## Problem to work on
Count every line where "Alex" occurs. Give the total alone.

Data items:
* * *
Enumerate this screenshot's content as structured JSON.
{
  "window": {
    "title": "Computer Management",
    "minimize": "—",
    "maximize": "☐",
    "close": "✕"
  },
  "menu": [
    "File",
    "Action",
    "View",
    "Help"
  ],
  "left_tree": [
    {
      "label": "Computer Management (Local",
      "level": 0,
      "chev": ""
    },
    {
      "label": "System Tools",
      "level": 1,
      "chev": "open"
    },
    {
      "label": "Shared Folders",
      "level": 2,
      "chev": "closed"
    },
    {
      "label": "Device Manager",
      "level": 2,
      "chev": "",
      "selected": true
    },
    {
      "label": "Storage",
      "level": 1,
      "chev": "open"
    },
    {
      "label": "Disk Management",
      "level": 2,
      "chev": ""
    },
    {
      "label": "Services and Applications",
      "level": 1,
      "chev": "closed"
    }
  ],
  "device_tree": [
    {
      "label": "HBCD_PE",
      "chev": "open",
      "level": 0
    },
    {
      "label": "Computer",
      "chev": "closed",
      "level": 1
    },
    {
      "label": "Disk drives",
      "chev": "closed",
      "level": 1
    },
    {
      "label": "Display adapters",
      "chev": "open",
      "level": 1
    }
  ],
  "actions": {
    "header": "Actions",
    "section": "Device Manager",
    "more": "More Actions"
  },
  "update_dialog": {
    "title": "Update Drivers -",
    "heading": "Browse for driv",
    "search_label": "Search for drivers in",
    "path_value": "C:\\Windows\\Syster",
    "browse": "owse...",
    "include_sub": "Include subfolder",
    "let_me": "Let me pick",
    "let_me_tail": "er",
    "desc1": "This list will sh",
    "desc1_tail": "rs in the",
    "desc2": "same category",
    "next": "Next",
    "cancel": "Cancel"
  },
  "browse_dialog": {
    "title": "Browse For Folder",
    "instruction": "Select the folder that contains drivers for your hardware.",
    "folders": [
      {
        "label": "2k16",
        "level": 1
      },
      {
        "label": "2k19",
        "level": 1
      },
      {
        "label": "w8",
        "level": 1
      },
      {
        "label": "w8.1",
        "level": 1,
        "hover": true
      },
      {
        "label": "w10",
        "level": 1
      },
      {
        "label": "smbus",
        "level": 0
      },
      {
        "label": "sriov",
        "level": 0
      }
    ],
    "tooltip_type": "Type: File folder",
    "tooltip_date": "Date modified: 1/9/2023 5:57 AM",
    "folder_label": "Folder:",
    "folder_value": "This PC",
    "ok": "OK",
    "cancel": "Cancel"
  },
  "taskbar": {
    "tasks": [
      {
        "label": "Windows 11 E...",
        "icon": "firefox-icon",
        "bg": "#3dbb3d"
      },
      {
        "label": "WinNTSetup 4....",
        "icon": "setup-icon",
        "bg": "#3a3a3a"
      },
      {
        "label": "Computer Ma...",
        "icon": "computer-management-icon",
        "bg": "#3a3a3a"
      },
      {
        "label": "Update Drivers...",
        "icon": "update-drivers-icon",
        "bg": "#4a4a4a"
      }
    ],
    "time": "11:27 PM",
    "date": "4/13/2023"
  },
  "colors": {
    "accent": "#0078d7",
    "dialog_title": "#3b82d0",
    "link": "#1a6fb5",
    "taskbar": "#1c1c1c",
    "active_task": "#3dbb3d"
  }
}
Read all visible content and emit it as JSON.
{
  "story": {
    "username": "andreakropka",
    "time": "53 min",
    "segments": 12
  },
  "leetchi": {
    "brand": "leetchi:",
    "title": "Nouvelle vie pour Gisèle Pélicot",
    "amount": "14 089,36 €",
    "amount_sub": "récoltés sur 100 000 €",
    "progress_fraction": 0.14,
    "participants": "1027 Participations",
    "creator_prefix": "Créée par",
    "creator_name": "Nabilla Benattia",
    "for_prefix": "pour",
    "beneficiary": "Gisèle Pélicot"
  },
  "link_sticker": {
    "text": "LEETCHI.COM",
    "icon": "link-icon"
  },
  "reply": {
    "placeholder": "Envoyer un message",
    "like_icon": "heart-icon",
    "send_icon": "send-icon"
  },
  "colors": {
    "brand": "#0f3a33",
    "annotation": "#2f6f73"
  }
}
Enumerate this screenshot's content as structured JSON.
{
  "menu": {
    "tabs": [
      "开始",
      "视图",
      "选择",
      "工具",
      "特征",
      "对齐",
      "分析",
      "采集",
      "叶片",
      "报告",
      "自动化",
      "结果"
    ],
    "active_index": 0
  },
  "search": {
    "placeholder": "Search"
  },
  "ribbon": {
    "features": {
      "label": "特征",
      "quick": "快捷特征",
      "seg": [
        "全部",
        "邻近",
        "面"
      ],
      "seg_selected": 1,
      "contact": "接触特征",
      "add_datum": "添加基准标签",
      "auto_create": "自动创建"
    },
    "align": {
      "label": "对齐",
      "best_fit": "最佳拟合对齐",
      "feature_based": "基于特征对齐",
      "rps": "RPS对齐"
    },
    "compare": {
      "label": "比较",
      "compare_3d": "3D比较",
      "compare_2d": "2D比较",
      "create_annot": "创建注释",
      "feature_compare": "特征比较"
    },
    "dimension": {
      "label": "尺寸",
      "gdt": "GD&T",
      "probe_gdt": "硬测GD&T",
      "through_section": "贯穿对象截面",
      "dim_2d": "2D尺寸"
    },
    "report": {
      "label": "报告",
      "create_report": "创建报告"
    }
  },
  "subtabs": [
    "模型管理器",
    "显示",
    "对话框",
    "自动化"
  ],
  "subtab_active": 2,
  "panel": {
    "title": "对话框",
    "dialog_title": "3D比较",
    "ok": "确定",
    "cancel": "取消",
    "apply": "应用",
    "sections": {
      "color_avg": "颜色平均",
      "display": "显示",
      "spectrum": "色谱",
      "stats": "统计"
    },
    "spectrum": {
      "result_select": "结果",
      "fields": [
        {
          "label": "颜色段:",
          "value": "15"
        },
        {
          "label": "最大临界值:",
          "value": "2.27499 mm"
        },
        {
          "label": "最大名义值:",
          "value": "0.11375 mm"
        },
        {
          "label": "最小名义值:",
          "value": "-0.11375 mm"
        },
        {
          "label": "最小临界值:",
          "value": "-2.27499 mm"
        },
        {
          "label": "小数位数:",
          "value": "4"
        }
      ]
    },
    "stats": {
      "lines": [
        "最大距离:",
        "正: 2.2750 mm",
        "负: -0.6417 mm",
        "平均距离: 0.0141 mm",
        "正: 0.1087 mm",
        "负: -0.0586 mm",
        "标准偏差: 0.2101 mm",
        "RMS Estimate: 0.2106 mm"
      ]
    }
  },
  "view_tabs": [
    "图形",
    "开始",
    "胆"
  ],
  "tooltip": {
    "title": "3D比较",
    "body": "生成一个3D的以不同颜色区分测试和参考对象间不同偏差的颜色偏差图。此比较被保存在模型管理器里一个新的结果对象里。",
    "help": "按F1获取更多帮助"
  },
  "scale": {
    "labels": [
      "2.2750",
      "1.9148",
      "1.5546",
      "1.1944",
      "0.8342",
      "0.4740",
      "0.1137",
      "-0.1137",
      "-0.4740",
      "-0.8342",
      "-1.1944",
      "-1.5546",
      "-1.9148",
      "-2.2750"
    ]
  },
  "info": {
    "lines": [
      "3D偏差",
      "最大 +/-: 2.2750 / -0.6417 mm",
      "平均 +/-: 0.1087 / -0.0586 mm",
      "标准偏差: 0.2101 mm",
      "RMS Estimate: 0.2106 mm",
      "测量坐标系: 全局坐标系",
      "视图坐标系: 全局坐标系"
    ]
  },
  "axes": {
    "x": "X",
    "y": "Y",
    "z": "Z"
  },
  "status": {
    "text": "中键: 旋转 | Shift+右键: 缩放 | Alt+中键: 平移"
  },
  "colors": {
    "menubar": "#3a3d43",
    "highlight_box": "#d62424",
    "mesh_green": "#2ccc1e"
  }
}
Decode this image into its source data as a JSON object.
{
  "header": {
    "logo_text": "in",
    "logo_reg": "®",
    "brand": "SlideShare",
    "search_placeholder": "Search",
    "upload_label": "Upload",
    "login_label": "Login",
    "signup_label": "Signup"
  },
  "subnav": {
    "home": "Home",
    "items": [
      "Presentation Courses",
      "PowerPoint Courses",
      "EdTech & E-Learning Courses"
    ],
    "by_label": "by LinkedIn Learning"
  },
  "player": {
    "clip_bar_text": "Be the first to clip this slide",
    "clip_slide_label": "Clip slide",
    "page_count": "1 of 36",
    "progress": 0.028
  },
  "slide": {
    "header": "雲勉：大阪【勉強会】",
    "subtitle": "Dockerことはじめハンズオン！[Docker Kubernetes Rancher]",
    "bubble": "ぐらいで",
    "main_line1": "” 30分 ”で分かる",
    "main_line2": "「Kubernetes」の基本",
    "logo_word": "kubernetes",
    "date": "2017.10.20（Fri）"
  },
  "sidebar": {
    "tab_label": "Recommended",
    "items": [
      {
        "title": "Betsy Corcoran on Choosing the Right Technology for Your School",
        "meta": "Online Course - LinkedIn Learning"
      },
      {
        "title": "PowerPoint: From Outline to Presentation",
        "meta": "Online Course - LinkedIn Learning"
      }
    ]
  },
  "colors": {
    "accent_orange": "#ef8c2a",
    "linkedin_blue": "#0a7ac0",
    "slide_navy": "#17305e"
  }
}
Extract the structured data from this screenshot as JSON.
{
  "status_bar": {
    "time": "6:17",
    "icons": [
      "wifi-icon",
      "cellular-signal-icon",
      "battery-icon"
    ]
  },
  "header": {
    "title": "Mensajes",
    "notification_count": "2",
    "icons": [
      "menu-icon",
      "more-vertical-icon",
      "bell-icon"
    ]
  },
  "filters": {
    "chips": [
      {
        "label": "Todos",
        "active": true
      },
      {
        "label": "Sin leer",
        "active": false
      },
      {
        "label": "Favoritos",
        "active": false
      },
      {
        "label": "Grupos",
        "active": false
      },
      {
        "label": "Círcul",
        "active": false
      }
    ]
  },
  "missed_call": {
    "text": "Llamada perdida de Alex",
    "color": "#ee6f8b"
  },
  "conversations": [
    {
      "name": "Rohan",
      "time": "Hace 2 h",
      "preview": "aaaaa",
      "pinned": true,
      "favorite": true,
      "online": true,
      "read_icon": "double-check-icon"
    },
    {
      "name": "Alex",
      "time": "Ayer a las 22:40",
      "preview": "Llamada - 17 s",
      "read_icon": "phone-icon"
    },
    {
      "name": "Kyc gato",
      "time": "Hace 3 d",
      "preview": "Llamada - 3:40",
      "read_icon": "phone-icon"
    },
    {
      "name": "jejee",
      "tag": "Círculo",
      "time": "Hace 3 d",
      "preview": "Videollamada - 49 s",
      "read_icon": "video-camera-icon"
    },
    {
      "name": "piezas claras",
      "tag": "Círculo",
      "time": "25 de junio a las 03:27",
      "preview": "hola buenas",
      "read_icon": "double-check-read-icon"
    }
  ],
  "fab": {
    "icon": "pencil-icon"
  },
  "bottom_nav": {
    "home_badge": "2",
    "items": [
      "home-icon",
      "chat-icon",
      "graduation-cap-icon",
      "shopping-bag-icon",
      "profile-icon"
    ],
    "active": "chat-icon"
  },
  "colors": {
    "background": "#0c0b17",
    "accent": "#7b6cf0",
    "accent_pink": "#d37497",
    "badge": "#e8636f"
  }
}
* * *
## Task answer
2